==== SUPPLIED INFORMATION ====
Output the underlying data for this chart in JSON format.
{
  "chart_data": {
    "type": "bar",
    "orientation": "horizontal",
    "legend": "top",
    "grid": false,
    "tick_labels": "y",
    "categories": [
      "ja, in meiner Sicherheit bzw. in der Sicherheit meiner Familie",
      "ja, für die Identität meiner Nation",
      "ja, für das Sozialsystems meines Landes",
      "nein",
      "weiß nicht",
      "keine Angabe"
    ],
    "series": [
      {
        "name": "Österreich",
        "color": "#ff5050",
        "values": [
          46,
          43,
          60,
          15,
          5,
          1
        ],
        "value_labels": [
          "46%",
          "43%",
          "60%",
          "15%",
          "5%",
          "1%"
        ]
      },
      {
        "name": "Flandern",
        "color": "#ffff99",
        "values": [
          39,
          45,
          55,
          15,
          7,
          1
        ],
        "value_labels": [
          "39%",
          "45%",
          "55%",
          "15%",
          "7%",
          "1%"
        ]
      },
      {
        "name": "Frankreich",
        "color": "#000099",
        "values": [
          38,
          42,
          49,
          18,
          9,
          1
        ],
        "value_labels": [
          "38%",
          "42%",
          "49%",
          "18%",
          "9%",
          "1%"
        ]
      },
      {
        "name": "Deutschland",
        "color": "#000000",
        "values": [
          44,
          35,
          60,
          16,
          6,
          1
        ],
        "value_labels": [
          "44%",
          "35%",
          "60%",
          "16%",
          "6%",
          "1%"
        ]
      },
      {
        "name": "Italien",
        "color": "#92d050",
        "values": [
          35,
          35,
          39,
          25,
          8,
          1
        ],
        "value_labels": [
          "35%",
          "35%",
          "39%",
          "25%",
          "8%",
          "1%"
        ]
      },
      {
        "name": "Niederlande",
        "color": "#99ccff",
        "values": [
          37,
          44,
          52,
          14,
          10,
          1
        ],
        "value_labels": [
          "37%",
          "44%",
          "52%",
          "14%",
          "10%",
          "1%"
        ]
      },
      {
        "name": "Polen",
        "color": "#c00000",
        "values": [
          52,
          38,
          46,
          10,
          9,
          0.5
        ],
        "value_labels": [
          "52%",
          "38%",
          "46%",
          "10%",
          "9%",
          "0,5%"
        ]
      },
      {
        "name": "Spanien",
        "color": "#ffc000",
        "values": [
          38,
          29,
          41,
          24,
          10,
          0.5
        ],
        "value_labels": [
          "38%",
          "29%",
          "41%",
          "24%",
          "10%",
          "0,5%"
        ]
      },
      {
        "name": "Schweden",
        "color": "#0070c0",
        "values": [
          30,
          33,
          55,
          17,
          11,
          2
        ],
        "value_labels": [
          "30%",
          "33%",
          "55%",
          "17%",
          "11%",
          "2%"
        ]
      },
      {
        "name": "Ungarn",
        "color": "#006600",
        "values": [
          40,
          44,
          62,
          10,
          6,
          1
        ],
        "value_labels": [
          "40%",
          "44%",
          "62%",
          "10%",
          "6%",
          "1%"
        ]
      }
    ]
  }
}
====
Copy the data above in full, character for character.

Output the underlying data for this chart in JSON format.
{
  "chart_data": {
    "type": "bar",
    "orientation": "horizontal",
    "legend": "top",
    "grid": false,
    "tick_labels": "y",
    "categories": [
      "ja, in meiner Sicherheit bzw. in der Sicherheit meiner Familie",
      "ja, für die Identität meiner Nation",
      "ja, für das Sozialsystems meines Landes",
      "nein",
      "weiß nicht",
      "keine Angabe"
    ],
    "series": [
      {
        "name": "Österreich",
        "color": "#ff5050",
        "values": [
          46,
          43,
          60,
          15,
          5,
          1
        ],
        "value_labels": [
          "46%",
          "43%",
          "60%",
          "15%",
          "5%",
          "1%"
        ]
      },
      {
        "name": "Flandern",
        "color": "#ffff99",
        "values": [
          39,
          45,
          55,
          15,
          7,
          1
        ],
        "value_labels": [
          "39%",
          "45%",
          "55%",
          "15%",
          "7%",
          "1%"
        ]
      },
      {
        "name": "Frankreich",
        "color": "#000099",
        "values": [
          38,
          42,
          49,
          18,
          9,
          1
        ],
        "value_labels": [
          "38%",
          "42%",
          "49%",
          "18%",
          "9%",
          "1%"
        ]
      },
      {
        "name": "Deutschland",
        "color": "#000000",
        "values": [
          44,
          35,
          60,
          16,
          6,
          1
        ],
        "value_labels": [
          "44%",
          "35%",
          "60%",
          "16%",
          "6%",
          "1%"
        ]
      },
      {
        "name": "Italien",
        "color": "#92d050",
        "values": [
          35,
          35,
          39,
          25,
          8,
          1
        ],
        "value_labels": [
          "35%",
          "35%",
          "39%",
          "25%",
          "8%",
          "1%"
        ]
      },
      {
        "name": "Niederlande",
        "color": "#99ccff",
        "values": [
          37,
          44,
          52,
          14,
          10,
          1
        ],
        "value_labels": [
          "37%",
          "44%",
          "52%",
          "14%",
          "10%",
          "1%"
        ]
      },
      {
        "name": "Polen",
        "color": "#c00000",
        "values": [
          52,
          38,
          46,
          10,
          9,
          0.5
        ],
        "value_labels": [
          "52%",
          "38%",
          "46%",
          "10%",
          "9%",
          "0,5%"
        ]
      },
      {
        "name": "Spanien",
        "color": "#ffc000",
        "values": [
          38,
          29,
          41,
          24,
          10,
          0.5
        ],
        "value_labels": [
          "38%",
          "29%",
          "41%",
          "24%",
          "10%",
          "0,5%"
        ]
      },
      {
        "name": "Schweden",
        "color": "#0070c0",
        "values": [
          30,
          33,
          55,
          17,
          11,
          2
        ],
        "value_labels": [
          "30%",
          "33%",
          "55%",
          "17%",
          "11%",
          "2%"
        ]
      },
      {
        "name": "Ungarn",
        "color": "#006600",
        "values": [
          40,
          44,
          62,
          10,
          6,
          1
        ],
        "value_labels": [
          "40%",
          "44%",
          "62%",
          "10%",
          "6%",
          "1%"
        ]
      }
    ]
  }
}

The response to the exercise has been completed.